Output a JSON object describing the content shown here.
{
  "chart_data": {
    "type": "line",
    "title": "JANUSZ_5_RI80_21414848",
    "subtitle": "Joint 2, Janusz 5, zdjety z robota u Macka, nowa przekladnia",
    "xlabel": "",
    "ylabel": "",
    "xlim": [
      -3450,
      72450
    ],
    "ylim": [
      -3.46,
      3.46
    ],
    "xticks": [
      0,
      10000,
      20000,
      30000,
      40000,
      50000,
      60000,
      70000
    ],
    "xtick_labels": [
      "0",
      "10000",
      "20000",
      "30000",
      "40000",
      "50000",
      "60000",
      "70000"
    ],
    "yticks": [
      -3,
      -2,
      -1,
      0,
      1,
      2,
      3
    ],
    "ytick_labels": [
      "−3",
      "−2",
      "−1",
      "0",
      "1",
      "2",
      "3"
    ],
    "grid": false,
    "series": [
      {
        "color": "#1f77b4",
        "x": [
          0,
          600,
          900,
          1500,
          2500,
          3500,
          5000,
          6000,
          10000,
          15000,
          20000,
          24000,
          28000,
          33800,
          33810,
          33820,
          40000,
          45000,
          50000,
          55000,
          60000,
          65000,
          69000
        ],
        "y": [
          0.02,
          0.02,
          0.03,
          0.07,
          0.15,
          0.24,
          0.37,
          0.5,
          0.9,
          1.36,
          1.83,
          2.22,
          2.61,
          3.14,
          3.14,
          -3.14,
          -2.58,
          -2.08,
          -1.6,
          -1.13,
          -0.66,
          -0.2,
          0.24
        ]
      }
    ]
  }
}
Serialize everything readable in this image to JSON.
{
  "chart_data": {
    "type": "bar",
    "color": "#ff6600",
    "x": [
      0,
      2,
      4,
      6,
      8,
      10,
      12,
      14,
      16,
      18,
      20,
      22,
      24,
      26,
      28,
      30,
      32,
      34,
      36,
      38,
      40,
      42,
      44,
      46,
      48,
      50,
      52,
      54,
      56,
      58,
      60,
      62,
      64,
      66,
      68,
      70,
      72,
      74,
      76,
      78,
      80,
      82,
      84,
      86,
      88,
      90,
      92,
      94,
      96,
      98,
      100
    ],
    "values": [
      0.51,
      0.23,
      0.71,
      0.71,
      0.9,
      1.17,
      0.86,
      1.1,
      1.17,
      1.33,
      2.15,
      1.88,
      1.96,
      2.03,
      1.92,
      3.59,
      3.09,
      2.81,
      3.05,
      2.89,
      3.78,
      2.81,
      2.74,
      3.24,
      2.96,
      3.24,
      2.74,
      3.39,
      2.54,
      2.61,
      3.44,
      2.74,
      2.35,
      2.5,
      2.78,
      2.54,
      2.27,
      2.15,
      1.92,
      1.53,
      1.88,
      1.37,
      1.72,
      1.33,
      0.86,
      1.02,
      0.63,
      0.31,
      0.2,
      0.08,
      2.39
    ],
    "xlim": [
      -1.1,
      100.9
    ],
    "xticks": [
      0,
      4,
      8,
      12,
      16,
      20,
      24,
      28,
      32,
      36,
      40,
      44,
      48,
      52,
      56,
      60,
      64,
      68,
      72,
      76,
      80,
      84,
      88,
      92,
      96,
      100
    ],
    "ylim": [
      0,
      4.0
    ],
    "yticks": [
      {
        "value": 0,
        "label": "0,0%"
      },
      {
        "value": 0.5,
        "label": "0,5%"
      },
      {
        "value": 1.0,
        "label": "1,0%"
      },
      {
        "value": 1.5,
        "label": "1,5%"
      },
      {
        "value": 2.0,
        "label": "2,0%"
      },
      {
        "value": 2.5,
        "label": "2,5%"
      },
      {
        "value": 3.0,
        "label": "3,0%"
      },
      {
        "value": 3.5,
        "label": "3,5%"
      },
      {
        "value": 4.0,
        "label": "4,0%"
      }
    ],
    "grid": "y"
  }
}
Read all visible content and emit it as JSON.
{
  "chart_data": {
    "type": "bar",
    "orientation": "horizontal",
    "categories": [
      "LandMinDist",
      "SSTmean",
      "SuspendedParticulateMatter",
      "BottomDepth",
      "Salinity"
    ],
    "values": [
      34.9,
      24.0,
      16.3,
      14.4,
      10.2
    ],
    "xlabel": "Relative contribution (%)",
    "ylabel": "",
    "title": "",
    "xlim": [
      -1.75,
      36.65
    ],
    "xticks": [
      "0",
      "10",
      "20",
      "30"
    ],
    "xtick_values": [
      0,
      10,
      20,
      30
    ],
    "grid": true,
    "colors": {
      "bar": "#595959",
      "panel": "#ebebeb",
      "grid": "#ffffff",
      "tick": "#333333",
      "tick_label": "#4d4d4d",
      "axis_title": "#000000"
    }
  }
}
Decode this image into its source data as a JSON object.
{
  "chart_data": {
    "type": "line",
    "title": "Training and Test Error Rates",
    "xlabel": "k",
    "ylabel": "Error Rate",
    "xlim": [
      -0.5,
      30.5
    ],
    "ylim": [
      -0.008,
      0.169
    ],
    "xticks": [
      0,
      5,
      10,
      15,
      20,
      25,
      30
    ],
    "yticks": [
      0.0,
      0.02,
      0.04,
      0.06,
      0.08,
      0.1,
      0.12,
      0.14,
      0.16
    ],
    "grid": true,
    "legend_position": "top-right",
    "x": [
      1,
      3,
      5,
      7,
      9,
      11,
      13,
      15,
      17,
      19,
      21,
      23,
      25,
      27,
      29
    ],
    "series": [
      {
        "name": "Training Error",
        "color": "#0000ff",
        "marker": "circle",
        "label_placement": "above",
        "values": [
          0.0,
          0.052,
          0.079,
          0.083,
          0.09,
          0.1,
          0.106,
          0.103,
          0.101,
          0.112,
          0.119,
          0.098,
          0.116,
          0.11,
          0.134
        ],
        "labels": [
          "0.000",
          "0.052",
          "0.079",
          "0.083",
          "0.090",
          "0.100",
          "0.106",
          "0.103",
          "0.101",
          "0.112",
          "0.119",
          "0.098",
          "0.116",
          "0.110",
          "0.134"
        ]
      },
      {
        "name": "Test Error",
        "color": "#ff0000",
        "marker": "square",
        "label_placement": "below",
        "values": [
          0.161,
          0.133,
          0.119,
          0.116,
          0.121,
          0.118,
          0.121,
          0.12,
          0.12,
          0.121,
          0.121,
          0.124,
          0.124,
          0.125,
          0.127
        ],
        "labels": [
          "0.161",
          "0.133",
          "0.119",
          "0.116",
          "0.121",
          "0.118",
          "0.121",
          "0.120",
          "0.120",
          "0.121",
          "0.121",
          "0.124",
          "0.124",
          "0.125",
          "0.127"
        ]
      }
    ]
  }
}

◆ ◆ ◆ ◆ ◆

REQUIRED WORK:
How many lines of these entries contain "content"? Answer with the number and nothing else.

TASK ANSWER:
2